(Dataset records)
# # # # # # #

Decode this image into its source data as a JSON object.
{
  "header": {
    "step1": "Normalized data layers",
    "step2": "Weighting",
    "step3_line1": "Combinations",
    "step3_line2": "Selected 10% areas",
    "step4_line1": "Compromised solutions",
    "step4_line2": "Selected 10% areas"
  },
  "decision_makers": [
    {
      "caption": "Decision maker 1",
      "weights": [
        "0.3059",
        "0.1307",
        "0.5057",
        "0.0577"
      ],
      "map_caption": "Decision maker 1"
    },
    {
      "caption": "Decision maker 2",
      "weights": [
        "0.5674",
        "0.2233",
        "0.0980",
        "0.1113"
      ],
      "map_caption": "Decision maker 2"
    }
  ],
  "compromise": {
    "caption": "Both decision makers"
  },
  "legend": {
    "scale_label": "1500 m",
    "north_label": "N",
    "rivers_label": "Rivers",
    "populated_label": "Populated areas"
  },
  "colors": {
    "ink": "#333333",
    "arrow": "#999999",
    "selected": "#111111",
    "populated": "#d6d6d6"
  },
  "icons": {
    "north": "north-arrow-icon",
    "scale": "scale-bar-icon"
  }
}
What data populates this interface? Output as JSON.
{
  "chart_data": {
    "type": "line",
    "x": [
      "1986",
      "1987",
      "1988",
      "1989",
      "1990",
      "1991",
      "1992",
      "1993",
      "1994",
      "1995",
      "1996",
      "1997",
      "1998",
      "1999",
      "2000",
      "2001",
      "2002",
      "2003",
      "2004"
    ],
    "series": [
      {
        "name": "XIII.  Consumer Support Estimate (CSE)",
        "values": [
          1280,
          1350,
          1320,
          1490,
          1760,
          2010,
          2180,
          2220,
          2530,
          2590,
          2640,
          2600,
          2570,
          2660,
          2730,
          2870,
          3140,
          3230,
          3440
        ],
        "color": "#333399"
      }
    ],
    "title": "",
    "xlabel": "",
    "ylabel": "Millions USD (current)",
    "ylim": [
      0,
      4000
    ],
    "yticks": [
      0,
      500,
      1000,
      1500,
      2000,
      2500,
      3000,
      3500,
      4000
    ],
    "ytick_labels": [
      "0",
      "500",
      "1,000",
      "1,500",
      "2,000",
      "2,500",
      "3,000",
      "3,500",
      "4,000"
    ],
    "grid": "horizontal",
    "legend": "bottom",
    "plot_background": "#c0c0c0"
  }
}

# # # # # # #

* What is required
Reproduce every record above exactly as it appears.

* Output for this exercise
Decode this image into its source data as a JSON object.
{
  "header": {
    "step1": "Normalized data layers",
    "step2": "Weighting",
    "step3_line1": "Combinations",
    "step3_line2": "Selected 10% areas",
    "step4_line1": "Compromised solutions",
    "step4_line2": "Selected 10% areas"
  },
  "decision_makers": [
    {
      "caption": "Decision maker 1",
      "weights": [
        "0.3059",
        "0.1307",
        "0.5057",
        "0.0577"
      ],
      "map_caption": "Decision maker 1"
    },
    {
      "caption": "Decision maker 2",
      "weights": [
        "0.5674",
        "0.2233",
        "0.0980",
        "0.1113"
      ],
      "map_caption": "Decision maker 2"
    }
  ],
  "compromise": {
    "caption": "Both decision makers"
  },
  "legend": {
    "scale_label": "1500 m",
    "north_label": "N",
    "rivers_label": "Rivers",
    "populated_label": "Populated areas"
  },
  "colors": {
    "ink": "#333333",
    "arrow": "#999999",
    "selected": "#111111",
    "populated": "#d6d6d6"
  },
  "icons": {
    "north": "north-arrow-icon",
    "scale": "scale-bar-icon"
  }
}
What data populates this interface? Output as JSON.
{
  "chart_data": {
    "type": "line",
    "x": [
      "1986",
      "1987",
      "1988",
      "1989",
      "1990",
      "1991",
      "1992",
      "1993",
      "1994",
      "1995",
      "1996",
      "1997",
      "1998",
      "1999",
      "2000",
      "2001",
      "2002",
      "2003",
      "2004"
    ],
    "series": [
      {
        "name": "XIII.  Consumer Support Estimate (CSE)",
        "values": [
          1280,
          1350,
          1320,
          1490,
          1760,
          2010,
          2180,
          2220,
          2530,
          2590,
          2640,
          2600,
          2570,
          2660,
          2730,
          2870,
          3140,
          3230,
          3440
        ],
        "color": "#333399"
      }
    ],
    "title": "",
    "xlabel": "",
    "ylabel": "Millions USD (current)",
    "ylim": [
      0,
      4000
    ],
    "yticks": [
      0,
      500,
      1000,
      1500,
      2000,
      2500,
      3000,
      3500,
      4000
    ],
    "ytick_labels": [
      "0",
      "500",
      "1,000",
      "1,500",
      "2,000",
      "2,500",
      "3,000",
      "3,500",
      "4,000"
    ],
    "grid": "horizontal",
    "legend": "bottom",
    "plot_background": "#c0c0c0"
  }
}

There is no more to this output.